Data ->
•••
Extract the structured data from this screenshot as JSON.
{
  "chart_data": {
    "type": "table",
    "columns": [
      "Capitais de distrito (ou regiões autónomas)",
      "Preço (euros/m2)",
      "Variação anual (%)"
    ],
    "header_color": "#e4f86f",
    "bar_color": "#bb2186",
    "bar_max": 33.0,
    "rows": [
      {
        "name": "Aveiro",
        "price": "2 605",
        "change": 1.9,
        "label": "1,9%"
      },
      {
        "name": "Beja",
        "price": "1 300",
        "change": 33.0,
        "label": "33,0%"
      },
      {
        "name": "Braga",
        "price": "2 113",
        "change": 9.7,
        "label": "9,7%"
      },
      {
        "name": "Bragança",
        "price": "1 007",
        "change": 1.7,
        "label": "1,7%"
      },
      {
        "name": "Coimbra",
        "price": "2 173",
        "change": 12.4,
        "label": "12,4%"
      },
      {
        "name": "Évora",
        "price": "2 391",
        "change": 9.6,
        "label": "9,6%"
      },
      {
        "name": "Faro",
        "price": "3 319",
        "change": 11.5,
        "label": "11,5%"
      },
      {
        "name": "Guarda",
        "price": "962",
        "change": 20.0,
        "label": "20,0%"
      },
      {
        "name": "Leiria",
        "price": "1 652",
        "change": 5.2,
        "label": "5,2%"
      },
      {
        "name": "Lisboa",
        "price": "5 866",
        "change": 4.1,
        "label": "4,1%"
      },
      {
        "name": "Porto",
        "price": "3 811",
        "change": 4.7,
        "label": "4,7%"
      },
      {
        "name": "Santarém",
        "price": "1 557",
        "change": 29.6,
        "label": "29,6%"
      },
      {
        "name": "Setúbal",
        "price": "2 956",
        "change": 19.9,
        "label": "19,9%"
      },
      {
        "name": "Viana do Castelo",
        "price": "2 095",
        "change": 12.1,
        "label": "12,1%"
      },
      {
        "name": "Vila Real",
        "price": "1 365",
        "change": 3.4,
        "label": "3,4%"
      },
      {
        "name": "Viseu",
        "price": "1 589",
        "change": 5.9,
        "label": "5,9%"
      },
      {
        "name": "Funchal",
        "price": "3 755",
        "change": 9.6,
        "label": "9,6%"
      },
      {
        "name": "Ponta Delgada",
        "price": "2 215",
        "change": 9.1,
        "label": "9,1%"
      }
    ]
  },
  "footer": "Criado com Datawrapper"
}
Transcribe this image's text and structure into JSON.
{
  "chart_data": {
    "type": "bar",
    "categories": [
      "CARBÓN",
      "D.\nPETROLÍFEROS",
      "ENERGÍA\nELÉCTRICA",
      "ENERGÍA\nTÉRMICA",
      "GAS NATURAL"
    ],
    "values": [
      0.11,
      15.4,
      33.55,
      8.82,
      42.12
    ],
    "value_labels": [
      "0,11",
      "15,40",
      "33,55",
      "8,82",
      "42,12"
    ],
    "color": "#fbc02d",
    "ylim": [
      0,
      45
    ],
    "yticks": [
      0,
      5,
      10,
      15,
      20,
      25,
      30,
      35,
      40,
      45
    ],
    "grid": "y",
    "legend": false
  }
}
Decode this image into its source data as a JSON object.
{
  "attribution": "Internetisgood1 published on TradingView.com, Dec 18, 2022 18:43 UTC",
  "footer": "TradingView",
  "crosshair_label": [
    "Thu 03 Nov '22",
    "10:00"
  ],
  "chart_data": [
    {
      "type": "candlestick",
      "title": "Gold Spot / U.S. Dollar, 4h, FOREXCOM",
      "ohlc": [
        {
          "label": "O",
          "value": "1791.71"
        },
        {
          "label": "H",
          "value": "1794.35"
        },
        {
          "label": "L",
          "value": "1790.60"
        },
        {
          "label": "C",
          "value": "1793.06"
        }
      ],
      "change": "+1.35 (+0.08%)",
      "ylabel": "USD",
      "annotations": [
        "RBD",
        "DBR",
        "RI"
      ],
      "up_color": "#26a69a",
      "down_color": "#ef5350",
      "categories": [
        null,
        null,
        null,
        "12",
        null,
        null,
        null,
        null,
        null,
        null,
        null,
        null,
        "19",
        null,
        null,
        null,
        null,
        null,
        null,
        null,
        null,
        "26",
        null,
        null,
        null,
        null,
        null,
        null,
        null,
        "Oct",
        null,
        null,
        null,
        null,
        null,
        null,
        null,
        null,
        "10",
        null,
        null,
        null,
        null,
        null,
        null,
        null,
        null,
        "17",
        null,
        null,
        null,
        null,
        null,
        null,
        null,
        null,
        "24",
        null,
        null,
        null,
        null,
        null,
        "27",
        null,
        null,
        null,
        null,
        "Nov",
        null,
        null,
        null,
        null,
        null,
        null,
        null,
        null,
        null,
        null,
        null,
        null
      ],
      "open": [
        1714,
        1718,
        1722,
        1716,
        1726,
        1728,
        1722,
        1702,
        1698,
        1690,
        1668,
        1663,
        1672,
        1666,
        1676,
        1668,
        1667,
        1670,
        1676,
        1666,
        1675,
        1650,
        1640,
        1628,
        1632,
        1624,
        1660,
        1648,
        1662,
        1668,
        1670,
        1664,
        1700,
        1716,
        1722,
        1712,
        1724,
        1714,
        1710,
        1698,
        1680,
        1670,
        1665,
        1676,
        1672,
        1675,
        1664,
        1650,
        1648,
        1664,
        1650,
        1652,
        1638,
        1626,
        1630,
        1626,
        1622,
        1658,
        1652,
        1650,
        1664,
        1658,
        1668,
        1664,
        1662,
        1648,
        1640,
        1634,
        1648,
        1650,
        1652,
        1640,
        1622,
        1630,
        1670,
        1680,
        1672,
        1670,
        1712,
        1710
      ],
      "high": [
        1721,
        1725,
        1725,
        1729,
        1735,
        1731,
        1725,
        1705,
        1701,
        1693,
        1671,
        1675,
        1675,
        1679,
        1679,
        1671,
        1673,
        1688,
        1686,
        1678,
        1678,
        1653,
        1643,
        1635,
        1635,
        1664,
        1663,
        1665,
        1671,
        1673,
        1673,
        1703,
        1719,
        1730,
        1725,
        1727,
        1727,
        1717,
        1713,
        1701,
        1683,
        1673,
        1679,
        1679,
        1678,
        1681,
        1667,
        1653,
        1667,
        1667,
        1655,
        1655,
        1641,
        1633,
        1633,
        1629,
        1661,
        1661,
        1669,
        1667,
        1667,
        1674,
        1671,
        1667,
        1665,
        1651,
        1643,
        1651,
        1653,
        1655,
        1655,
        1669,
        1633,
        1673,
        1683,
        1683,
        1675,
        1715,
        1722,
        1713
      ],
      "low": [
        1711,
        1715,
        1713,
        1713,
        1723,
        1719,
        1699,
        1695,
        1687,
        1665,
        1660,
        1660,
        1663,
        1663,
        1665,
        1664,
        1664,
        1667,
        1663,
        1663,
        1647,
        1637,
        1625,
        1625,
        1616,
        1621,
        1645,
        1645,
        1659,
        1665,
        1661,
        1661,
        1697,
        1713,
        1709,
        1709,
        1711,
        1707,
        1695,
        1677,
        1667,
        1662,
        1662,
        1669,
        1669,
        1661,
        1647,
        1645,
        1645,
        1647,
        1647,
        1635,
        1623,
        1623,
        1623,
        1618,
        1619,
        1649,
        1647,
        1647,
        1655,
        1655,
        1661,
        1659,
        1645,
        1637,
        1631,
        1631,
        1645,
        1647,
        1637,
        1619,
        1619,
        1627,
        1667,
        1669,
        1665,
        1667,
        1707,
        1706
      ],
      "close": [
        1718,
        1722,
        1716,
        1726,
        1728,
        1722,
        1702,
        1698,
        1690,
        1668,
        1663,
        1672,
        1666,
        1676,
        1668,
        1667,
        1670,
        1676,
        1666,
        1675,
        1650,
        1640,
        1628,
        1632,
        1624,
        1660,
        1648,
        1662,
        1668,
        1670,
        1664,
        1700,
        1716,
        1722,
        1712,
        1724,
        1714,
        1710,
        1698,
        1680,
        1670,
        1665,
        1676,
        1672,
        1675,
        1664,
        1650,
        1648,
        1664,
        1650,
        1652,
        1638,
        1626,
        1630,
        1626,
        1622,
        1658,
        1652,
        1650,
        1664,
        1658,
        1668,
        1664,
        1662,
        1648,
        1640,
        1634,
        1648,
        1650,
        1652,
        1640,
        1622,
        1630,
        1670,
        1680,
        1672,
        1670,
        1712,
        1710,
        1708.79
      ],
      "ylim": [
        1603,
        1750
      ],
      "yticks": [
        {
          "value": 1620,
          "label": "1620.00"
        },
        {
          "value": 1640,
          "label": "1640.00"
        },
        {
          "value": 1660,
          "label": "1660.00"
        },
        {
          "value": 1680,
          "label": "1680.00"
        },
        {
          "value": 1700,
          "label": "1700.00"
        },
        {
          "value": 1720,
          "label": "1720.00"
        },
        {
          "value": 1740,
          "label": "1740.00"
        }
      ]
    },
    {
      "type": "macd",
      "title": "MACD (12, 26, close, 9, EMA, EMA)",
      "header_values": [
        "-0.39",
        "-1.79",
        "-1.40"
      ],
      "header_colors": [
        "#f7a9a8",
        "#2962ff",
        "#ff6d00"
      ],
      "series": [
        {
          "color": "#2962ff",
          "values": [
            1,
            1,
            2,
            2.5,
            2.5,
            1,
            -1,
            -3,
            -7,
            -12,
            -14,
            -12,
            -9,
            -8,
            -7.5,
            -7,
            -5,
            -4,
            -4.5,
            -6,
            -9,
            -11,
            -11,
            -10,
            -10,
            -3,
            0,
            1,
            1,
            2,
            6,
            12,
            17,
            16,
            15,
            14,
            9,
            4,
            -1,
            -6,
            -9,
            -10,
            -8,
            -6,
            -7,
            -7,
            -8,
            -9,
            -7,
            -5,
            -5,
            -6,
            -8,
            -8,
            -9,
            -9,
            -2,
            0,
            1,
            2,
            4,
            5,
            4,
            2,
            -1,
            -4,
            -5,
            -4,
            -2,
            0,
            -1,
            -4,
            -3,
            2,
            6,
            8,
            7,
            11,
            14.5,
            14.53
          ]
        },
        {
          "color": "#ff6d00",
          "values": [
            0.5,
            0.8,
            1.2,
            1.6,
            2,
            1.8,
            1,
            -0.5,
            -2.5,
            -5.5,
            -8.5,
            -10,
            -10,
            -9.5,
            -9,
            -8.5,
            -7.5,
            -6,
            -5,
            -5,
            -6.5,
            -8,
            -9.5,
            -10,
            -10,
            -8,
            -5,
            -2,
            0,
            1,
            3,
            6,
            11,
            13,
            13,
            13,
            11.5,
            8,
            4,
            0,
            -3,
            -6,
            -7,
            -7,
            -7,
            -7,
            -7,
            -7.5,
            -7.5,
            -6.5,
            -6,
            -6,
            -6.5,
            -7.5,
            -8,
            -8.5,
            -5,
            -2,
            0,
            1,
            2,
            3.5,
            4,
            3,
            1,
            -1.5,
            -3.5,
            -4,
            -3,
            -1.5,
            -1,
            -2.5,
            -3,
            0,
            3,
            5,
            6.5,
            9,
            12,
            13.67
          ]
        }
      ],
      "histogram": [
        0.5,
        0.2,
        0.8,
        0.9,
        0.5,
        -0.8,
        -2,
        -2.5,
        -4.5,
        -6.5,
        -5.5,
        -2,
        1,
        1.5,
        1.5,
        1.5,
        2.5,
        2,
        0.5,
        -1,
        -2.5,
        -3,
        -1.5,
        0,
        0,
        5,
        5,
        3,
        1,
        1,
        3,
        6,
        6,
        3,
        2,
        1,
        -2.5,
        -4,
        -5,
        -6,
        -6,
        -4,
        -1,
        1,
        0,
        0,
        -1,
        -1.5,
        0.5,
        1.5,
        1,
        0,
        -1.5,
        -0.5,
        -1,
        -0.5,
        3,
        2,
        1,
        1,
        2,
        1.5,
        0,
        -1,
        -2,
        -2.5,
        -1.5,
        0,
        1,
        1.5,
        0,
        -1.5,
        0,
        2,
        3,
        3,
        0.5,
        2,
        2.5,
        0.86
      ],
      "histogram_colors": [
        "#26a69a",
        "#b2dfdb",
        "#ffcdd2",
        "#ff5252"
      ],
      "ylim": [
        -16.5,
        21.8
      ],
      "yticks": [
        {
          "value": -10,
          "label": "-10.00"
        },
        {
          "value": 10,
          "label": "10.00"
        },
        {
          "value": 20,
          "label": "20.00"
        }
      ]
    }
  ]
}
•••
Description of the task ->
Search the listing for the word "image". Copy every line in which it occurs.

The solution ->
Transcribe this image's text and structure into JSON.
Decode this image into its source data as a JSON object.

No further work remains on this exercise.